:: THE REQUEST ::
An exact copy of every record is needed.

[Extracted records]
◇ ◇ ◇ ◇ ◇ ◇ ◇

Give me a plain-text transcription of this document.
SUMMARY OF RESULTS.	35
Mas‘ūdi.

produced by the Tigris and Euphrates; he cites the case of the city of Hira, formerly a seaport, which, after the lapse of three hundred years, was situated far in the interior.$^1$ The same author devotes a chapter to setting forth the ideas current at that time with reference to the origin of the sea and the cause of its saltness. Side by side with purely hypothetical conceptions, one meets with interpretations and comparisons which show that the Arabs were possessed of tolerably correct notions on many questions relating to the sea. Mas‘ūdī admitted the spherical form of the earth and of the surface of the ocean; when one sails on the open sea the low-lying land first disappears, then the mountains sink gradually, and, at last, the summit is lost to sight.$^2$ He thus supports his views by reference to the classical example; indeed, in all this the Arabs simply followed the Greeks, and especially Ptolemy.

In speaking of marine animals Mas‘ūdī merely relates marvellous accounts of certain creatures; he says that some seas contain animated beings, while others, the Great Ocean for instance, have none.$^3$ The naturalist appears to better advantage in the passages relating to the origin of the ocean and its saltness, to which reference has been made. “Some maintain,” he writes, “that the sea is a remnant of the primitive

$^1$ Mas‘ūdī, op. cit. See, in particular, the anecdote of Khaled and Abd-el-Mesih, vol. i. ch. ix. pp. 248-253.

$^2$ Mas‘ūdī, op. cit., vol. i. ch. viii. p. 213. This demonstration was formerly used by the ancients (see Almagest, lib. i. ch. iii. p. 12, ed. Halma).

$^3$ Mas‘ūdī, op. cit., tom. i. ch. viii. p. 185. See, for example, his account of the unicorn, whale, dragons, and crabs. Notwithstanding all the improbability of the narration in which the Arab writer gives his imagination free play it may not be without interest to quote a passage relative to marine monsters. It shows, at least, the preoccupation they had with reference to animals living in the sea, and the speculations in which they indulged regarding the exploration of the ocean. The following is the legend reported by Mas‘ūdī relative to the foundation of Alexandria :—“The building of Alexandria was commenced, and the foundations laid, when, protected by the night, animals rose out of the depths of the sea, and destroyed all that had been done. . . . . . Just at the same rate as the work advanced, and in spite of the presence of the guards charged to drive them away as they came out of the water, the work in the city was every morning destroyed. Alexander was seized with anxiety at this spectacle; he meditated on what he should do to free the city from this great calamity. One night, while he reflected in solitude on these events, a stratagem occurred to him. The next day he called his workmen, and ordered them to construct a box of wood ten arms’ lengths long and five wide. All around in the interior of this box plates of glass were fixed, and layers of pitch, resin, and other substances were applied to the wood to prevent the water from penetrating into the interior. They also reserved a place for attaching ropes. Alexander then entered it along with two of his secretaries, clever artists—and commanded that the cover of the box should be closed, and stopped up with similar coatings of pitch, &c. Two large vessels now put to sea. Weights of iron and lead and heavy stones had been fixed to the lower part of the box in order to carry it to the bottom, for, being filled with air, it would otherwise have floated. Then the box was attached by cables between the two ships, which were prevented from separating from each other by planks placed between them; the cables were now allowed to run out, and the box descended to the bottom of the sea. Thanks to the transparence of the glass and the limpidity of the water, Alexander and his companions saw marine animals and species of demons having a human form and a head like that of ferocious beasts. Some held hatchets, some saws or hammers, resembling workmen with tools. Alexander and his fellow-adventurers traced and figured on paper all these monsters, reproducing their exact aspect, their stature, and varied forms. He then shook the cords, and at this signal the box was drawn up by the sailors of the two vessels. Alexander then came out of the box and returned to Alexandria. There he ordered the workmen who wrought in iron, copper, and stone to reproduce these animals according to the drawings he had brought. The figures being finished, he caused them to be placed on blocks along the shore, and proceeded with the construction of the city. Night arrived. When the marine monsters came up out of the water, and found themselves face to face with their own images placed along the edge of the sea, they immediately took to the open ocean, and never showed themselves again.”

◇ ◇ ◇ ◇ ◇ ◇ ◇

:: ANSWER FOR THIS EXERCISE ::
Give me a plain-text transcription of this document.
SUMMARY OF RESULTS.	35
Mas‘ūdi.

produced by the Tigris and Euphrates; he cites the case of the city of Hira, formerly a seaport, which, after the lapse of three hundred years, was situated far in the interior.$^1$ The same author devotes a chapter to setting forth the ideas current at that time with reference to the origin of the sea and the cause of its saltness. Side by side with purely hypothetical conceptions, one meets with interpretations and comparisons which show that the Arabs were possessed of tolerably correct notions on many questions relating to the sea. Mas‘ūdī admitted the spherical form of the earth and of the surface of the ocean; when one sails on the open sea the low-lying land first disappears, then the mountains sink gradually, and, at last, the summit is lost to sight.$^2$ He thus supports his views by reference to the classical example; indeed, in all this the Arabs simply followed the Greeks, and especially Ptolemy.

In speaking of marine animals Mas‘ūdī merely relates marvellous accounts of certain creatures; he says that some seas contain animated beings, while others, the Great Ocean for instance, have none.$^3$ The naturalist appears to better advantage in the passages relating to the origin of the ocean and its saltness, to which reference has been made. “Some maintain,” he writes, “that the sea is a remnant of the primitive

$^1$ Mas‘ūdī, op. cit. See, in particular, the anecdote of Khaled and Abd-el-Mesih, vol. i. ch. ix. pp. 248-253.

$^2$ Mas‘ūdī, op. cit., vol. i. ch. viii. p. 213. This demonstration was formerly used by the ancients (see Almagest, lib. i. ch. iii. p. 12, ed. Halma).

$^3$ Mas‘ūdī, op. cit., tom. i. ch. viii. p. 185. See, for example, his account of the unicorn, whale, dragons, and crabs. Notwithstanding all the improbability of the narration in which the Arab writer gives his imagination free play it may not be without interest to quote a passage relative to marine monsters. It shows, at least, the preoccupation they had with reference to animals living in the sea, and the speculations in which they indulged regarding the exploration of the ocean. The following is the legend reported by Mas‘ūdī relative to the foundation of Alexandria :—“The building of Alexandria was commenced, and the foundations laid, when, protected by the night, animals rose out of the depths of the sea, and destroyed all that had been done. . . . . . Just at the same rate as the work advanced, and in spite of the presence of the guards charged to drive them away as they came out of the water, the work in the city was every morning destroyed. Alexander was seized with anxiety at this spectacle; he meditated on what he should do to free the city from this great calamity. One night, while he reflected in solitude on these events, a stratagem occurred to him. The next day he called his workmen, and ordered them to construct a box of wood ten arms’ lengths long and five wide. All around in the interior of this box plates of glass were fixed, and layers of pitch, resin, and other substances were applied to the wood to prevent the water from penetrating into the interior. They also reserved a place for attaching ropes. Alexander then entered it along with two of his secretaries, clever artists—and commanded that the cover of the box should be closed, and stopped up with similar coatings of pitch, &c. Two large vessels now put to sea. Weights of iron and lead and heavy stones had been fixed to the lower part of the box in order to carry it to the bottom, for, being filled with air, it would otherwise have floated. Then the box was attached by cables between the two ships, which were prevented from separating from each other by planks placed between them; the cables were now allowed to run out, and the box descended to the bottom of the sea. Thanks to the transparence of the glass and the limpidity of the water, Alexander and his companions saw marine animals and species of demons having a human form and a head like that of ferocious beasts. Some held hatchets, some saws or hammers, resembling workmen with tools. Alexander and his fellow-adventurers traced and figured on paper all these monsters, reproducing their exact aspect, their stature, and varied forms. He then shook the cords, and at this signal the box was drawn up by the sailors of the two vessels. Alexander then came out of the box and returned to Alexandria. There he ordered the workmen who wrought in iron, copper, and stone to reproduce these animals according to the drawings he had brought. The figures being finished, he caused them to be placed on blocks along the shore, and proceeded with the construction of the city. Night arrived. When the marine monsters came up out of the water, and found themselves face to face with their own images placed along the edge of the sea, they immediately took to the open ocean, and never showed themselves again.”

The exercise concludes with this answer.